_SHORT EXERCISE:_ Only the lines holding the string "Uppsala" are needed. Copy each one.
======== DATA
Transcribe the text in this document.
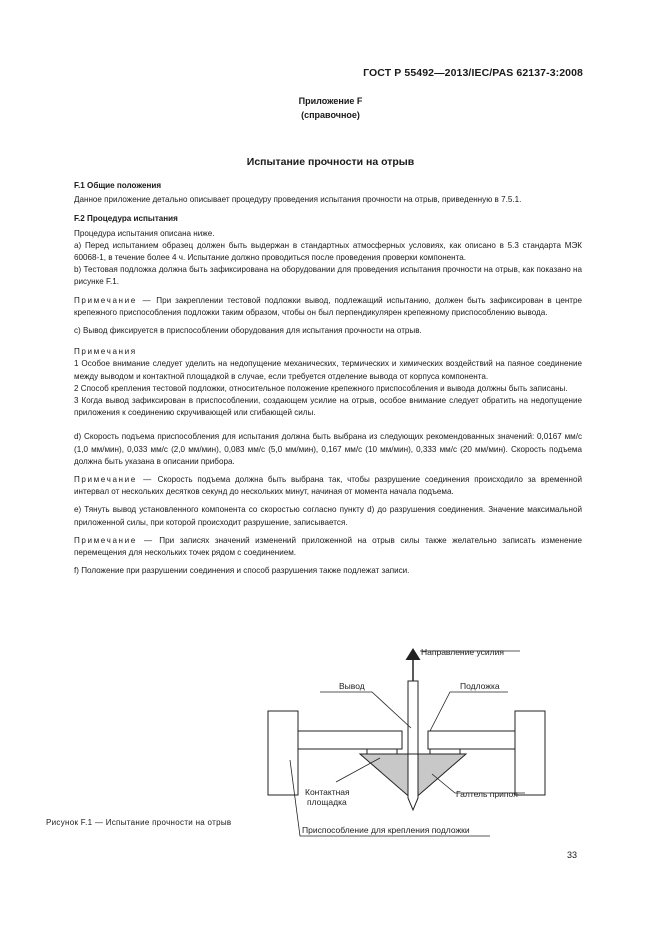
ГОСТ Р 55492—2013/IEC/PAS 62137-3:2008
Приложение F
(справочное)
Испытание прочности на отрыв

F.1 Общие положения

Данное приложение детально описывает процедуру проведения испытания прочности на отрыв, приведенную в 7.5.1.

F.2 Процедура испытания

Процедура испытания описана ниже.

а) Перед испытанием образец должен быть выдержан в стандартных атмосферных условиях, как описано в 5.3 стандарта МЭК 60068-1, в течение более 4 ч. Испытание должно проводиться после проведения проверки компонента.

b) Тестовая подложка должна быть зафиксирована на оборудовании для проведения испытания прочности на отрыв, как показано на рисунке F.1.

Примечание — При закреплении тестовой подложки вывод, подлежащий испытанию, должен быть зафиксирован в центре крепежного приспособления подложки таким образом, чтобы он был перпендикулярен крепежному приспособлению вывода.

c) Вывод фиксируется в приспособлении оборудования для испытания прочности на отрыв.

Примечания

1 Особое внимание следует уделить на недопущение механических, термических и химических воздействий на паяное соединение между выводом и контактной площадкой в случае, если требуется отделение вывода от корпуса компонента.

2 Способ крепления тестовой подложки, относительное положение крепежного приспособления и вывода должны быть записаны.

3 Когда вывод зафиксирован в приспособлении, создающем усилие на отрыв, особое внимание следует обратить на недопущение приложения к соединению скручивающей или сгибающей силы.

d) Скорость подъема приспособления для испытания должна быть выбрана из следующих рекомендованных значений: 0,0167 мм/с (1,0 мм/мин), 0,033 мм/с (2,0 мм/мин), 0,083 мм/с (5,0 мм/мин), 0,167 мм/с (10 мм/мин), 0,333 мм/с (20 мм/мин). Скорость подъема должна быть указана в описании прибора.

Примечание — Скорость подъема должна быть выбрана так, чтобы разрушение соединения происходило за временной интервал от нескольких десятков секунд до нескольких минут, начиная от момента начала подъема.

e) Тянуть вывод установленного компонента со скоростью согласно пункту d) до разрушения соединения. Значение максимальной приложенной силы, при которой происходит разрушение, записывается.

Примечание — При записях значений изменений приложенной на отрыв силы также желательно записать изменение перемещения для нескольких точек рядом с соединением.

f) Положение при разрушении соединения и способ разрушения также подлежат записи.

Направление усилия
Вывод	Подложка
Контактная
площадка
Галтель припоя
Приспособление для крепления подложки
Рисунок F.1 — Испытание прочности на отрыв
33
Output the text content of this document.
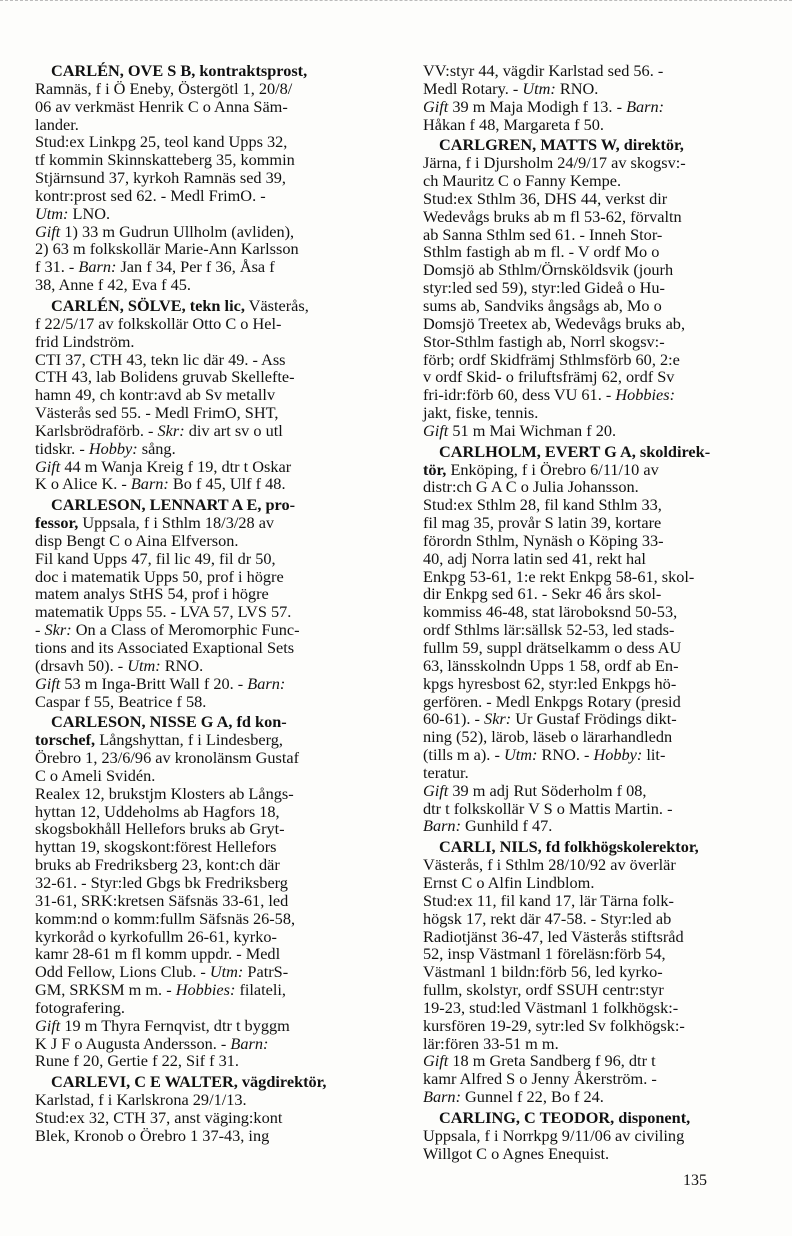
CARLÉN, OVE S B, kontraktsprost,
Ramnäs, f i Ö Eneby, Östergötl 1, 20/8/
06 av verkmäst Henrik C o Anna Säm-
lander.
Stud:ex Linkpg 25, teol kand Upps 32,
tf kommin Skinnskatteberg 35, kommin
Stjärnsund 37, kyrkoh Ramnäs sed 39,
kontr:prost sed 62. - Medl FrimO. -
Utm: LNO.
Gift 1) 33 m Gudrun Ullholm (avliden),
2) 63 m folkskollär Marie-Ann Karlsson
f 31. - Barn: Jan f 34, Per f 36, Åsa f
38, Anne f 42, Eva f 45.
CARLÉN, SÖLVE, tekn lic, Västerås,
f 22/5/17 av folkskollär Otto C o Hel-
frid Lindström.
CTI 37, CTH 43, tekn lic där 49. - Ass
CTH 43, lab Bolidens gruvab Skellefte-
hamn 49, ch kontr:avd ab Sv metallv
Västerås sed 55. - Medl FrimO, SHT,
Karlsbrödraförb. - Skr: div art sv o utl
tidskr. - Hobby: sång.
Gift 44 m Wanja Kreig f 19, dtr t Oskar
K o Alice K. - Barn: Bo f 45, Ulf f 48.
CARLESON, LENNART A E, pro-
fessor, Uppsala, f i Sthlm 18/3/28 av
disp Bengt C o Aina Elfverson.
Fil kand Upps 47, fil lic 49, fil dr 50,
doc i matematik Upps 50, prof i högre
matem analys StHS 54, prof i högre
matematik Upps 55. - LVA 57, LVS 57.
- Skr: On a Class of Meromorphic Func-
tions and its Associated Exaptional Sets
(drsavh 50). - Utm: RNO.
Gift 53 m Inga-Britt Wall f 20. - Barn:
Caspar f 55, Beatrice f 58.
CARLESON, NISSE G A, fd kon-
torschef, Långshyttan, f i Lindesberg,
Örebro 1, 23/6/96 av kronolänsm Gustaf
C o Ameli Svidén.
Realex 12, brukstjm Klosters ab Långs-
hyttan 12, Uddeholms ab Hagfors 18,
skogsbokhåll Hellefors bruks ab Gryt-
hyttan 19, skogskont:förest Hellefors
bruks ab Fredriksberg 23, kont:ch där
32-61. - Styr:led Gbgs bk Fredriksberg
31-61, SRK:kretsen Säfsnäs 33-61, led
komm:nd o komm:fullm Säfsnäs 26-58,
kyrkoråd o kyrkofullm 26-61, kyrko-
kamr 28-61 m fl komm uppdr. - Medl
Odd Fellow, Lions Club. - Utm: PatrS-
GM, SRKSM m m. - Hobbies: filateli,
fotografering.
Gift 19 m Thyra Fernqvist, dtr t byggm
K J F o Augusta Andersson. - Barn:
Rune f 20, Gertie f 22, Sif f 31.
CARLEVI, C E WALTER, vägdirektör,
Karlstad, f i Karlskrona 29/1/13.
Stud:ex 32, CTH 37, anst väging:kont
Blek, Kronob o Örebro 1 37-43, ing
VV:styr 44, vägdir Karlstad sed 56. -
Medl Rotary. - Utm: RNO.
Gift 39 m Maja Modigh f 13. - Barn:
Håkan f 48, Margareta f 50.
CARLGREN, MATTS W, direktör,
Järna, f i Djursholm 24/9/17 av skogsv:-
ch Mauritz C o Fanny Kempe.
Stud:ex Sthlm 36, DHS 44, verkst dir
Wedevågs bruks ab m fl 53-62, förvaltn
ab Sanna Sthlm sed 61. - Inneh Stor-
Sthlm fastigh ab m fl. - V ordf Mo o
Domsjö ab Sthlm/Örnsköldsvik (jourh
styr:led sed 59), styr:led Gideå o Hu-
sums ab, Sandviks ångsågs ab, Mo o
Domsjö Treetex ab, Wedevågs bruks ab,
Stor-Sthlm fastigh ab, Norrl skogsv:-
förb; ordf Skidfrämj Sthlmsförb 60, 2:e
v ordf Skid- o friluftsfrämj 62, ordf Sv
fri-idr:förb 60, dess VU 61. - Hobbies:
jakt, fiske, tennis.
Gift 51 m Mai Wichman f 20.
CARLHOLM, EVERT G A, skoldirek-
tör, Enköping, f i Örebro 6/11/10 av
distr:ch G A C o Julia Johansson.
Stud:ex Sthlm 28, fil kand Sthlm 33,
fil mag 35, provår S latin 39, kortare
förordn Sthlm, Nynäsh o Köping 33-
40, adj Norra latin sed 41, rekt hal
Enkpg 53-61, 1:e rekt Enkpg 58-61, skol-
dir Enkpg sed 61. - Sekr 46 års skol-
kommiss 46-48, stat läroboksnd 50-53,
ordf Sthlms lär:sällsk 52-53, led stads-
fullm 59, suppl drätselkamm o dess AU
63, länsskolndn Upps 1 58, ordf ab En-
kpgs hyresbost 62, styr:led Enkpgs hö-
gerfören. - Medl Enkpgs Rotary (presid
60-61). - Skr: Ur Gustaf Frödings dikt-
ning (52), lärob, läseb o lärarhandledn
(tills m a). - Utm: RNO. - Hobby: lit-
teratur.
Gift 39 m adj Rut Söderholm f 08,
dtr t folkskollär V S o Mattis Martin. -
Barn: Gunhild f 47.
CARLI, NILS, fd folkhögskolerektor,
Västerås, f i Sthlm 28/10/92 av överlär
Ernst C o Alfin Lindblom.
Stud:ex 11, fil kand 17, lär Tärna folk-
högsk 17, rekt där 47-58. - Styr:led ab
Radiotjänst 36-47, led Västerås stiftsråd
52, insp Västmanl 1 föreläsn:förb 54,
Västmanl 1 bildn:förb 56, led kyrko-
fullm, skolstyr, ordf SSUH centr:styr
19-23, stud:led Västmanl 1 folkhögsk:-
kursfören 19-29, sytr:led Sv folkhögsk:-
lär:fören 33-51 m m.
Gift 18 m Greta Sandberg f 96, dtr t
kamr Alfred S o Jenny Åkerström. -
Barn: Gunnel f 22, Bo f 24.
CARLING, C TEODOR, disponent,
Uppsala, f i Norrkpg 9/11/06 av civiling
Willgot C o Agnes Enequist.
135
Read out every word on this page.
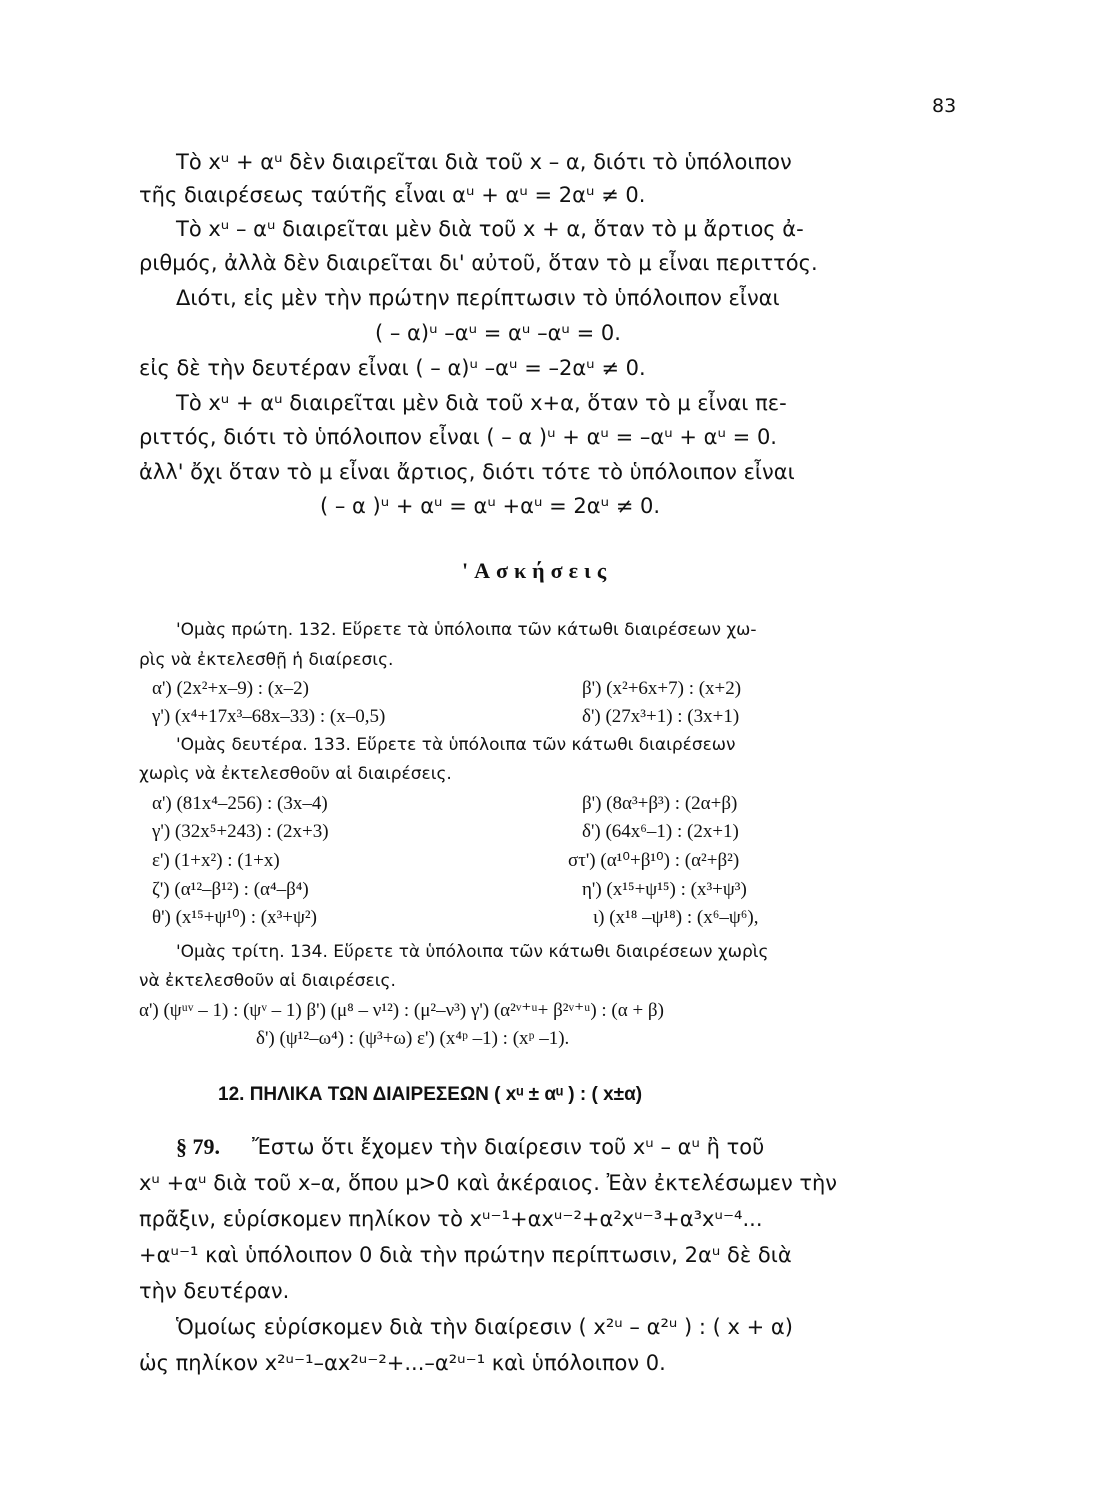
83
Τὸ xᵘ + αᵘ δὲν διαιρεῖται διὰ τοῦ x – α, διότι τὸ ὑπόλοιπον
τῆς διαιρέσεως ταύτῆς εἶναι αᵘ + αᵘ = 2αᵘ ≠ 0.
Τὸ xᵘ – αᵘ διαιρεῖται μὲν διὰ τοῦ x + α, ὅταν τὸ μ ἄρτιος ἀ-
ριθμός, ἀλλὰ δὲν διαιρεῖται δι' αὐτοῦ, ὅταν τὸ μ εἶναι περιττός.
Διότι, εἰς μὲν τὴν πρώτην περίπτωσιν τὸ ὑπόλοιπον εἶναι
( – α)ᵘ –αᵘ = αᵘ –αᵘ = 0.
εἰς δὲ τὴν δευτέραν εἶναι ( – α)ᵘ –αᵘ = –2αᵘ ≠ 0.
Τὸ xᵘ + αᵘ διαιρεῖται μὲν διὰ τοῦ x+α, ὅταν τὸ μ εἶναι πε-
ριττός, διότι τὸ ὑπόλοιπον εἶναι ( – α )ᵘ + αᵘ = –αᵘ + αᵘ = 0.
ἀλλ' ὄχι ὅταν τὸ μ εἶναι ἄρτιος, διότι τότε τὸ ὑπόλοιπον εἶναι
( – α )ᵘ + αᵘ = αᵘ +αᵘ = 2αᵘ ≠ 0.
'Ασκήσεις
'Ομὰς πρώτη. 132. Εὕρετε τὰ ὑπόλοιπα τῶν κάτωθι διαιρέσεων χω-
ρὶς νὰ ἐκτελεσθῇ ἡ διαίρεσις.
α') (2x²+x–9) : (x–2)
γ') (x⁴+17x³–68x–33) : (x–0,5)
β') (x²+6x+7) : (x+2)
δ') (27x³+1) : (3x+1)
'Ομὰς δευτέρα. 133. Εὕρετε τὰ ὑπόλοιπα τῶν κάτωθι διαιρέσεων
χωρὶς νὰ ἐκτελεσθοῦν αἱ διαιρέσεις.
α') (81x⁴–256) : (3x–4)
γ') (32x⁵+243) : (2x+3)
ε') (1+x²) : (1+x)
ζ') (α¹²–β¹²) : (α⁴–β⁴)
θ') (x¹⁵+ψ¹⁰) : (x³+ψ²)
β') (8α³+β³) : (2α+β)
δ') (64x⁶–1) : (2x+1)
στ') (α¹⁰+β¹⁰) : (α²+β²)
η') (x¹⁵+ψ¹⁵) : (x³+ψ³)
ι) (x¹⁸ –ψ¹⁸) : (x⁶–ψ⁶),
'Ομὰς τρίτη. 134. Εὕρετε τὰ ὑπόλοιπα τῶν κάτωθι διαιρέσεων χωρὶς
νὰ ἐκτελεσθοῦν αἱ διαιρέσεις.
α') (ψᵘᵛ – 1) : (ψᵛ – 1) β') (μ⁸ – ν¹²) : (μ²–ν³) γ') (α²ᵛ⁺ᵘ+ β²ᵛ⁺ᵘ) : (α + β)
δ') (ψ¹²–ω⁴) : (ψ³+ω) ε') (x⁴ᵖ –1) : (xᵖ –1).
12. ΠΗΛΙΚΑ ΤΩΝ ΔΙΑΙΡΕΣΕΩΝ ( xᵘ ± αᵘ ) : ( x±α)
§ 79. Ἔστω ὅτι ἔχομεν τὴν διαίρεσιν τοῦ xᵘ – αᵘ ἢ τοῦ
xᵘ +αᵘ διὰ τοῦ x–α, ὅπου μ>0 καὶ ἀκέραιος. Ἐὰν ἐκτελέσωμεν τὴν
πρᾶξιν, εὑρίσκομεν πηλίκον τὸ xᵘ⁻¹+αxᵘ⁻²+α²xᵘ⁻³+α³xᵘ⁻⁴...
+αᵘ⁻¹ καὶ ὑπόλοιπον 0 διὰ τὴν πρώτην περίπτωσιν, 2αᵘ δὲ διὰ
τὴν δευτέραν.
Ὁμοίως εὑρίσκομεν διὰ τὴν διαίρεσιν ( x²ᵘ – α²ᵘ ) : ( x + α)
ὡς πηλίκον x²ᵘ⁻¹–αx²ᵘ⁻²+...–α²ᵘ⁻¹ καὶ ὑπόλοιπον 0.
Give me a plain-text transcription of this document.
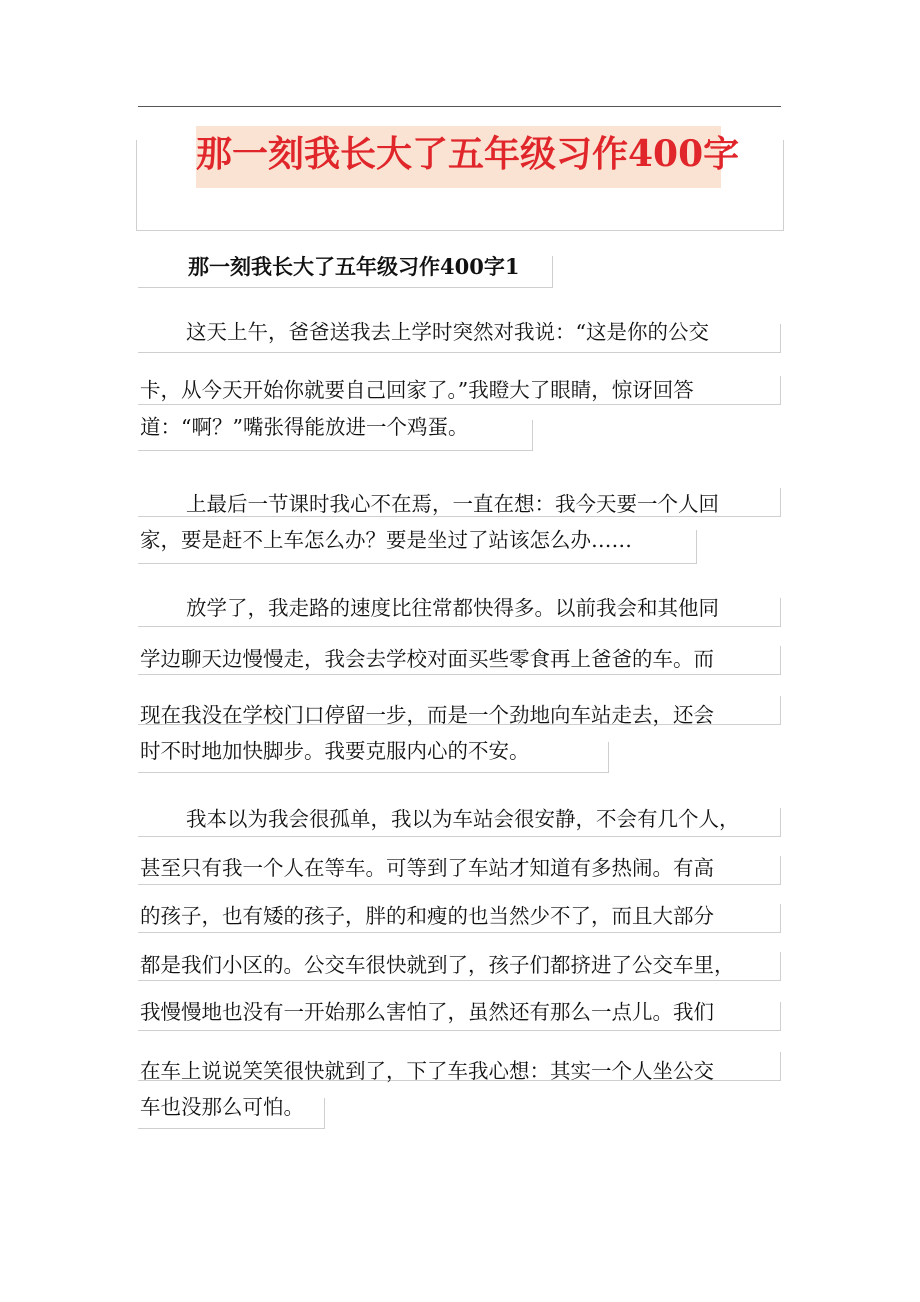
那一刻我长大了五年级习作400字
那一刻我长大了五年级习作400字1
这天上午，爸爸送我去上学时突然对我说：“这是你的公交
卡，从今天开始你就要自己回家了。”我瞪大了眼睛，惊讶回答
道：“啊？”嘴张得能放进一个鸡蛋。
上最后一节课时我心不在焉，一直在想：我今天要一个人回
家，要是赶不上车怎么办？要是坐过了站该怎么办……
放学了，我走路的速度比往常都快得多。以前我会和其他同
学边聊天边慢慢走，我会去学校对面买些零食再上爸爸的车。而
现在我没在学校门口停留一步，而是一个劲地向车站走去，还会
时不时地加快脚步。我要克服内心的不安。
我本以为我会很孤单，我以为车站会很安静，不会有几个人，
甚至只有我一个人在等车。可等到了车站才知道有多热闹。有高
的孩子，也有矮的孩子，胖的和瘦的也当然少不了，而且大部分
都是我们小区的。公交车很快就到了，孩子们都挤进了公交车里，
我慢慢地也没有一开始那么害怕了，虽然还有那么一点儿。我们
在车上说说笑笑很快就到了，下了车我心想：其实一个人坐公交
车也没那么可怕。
================
_CORRECT RESPONSE:_
fessor, Uppsala, f i Sthlm 18/3/28 av
Uppsala, f i Norrkpg 9/11/06 av civiling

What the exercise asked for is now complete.